┌─ EXTRACTED DATA

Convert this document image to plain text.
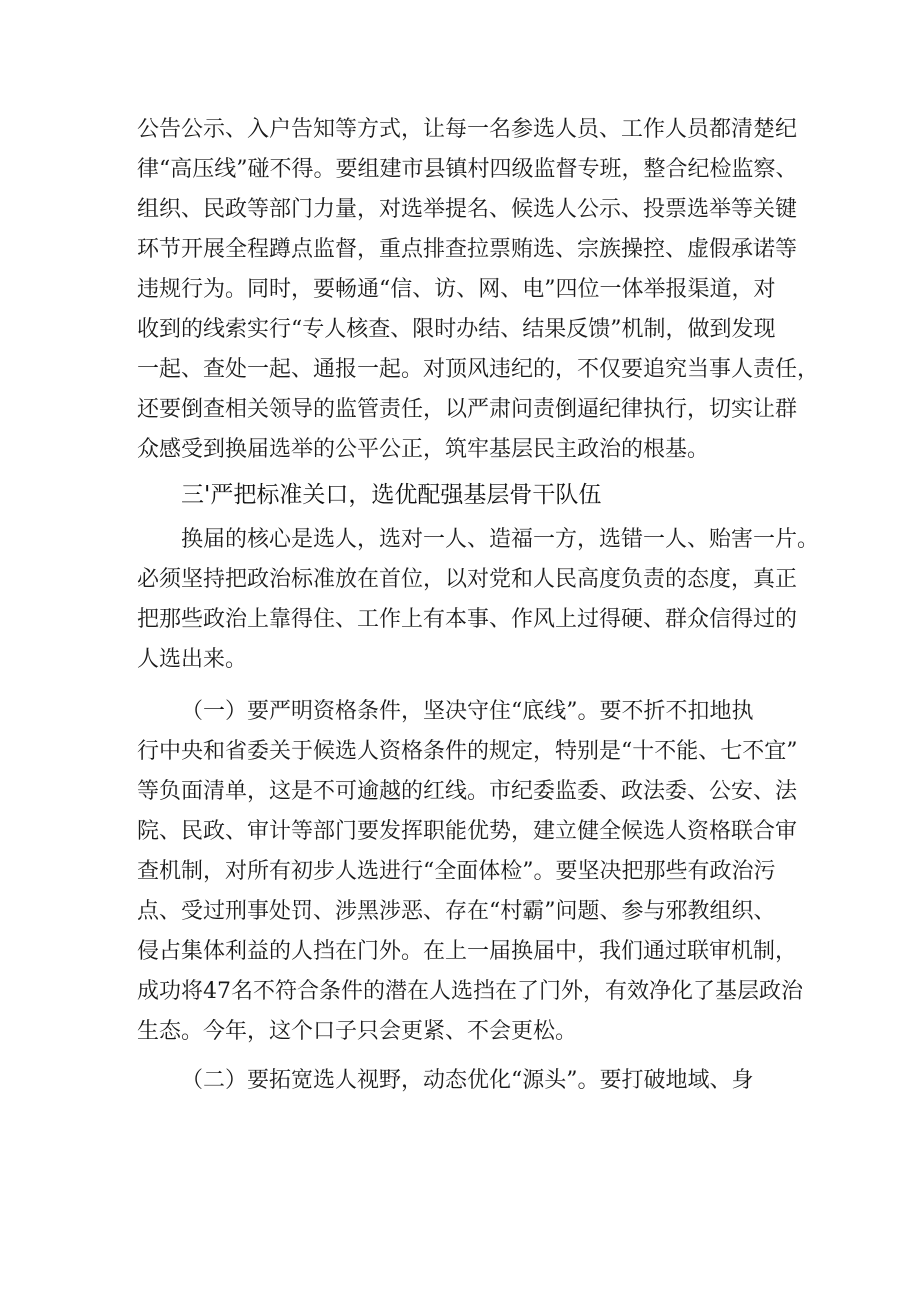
公告公示、入户告知等方式，让每一名参选人员、工作人员都清楚纪
律“高压线”碰不得。要组建市县镇村四级监督专班，整合纪检监察、
组织、民政等部门力量，对选举提名、候选人公示、投票选举等关键
环节开展全程蹲点监督，重点排查拉票贿选、宗族操控、虚假承诺等
违规行为。同时，要畅通“信、访、网、电”四位一体举报渠道，对
收到的线索实行“专人核查、限时办结、结果反馈”机制，做到发现
一起、查处一起、通报一起。对顶风违纪的，不仅要追究当事人责任，
还要倒查相关领导的监管责任，以严肃问责倒逼纪律执行，切实让群
众感受到换届选举的公平公正，筑牢基层民主政治的根基。
三'严把标准关口，选优配强基层骨干队伍
换届的核心是选人，选对一人、造福一方，选错一人、贻害一片。
必须坚持把政治标准放在首位，以对党和人民高度负责的态度，真正
把那些政治上靠得住、工作上有本事、作风上过得硬、群众信得过的
人选出来。
（一）要严明资格条件，坚决守住“底线”。要不折不扣地执
行中央和省委关于候选人资格条件的规定，特别是“十不能、七不宜”
等负面清单，这是不可逾越的红线。市纪委监委、政法委、公安、法
院、民政、审计等部门要发挥职能优势，建立健全候选人资格联合审
查机制，对所有初步人选进行“全面体检”。要坚决把那些有政治污
点、受过刑事处罚、涉黑涉恶、存在“村霸”问题、参与邪教组织、
侵占集体利益的人挡在门外。在上一届换届中，我们通过联审机制，
成功将47名不符合条件的潜在人选挡在了门外，有效净化了基层政治
生态。今年，这个口子只会更紧、不会更松。
（二）要拓宽选人视野，动态优化“源头”。要打破地域、身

└─

### [THE REQUEST]
Transcribe the preceding listing in its entirety and with exact wording, leaving out pictures.

### [SOLUTION FOR THIS PROBLEM]
Convert this document image to plain text.
公告公示、入户告知等方式，让每一名参选人员、工作人员都清楚纪
律“高压线”碰不得。要组建市县镇村四级监督专班，整合纪检监察、
组织、民政等部门力量，对选举提名、候选人公示、投票选举等关键
环节开展全程蹲点监督，重点排查拉票贿选、宗族操控、虚假承诺等
违规行为。同时，要畅通“信、访、网、电”四位一体举报渠道，对
收到的线索实行“专人核查、限时办结、结果反馈”机制，做到发现
一起、查处一起、通报一起。对顶风违纪的，不仅要追究当事人责任，
还要倒查相关领导的监管责任，以严肃问责倒逼纪律执行，切实让群
众感受到换届选举的公平公正，筑牢基层民主政治的根基。
三'严把标准关口，选优配强基层骨干队伍
换届的核心是选人，选对一人、造福一方，选错一人、贻害一片。
必须坚持把政治标准放在首位，以对党和人民高度负责的态度，真正
把那些政治上靠得住、工作上有本事、作风上过得硬、群众信得过的
人选出来。
（一）要严明资格条件，坚决守住“底线”。要不折不扣地执
行中央和省委关于候选人资格条件的规定，特别是“十不能、七不宜”
等负面清单，这是不可逾越的红线。市纪委监委、政法委、公安、法
院、民政、审计等部门要发挥职能优势，建立健全候选人资格联合审
查机制，对所有初步人选进行“全面体检”。要坚决把那些有政治污
点、受过刑事处罚、涉黑涉恶、存在“村霸”问题、参与邪教组织、
侵占集体利益的人挡在门外。在上一届换届中，我们通过联审机制，
成功将47名不符合条件的潜在人选挡在了门外，有效净化了基层政治
生态。今年，这个口子只会更紧、不会更松。
（二）要拓宽选人视野，动态优化“源头”。要打破地域、身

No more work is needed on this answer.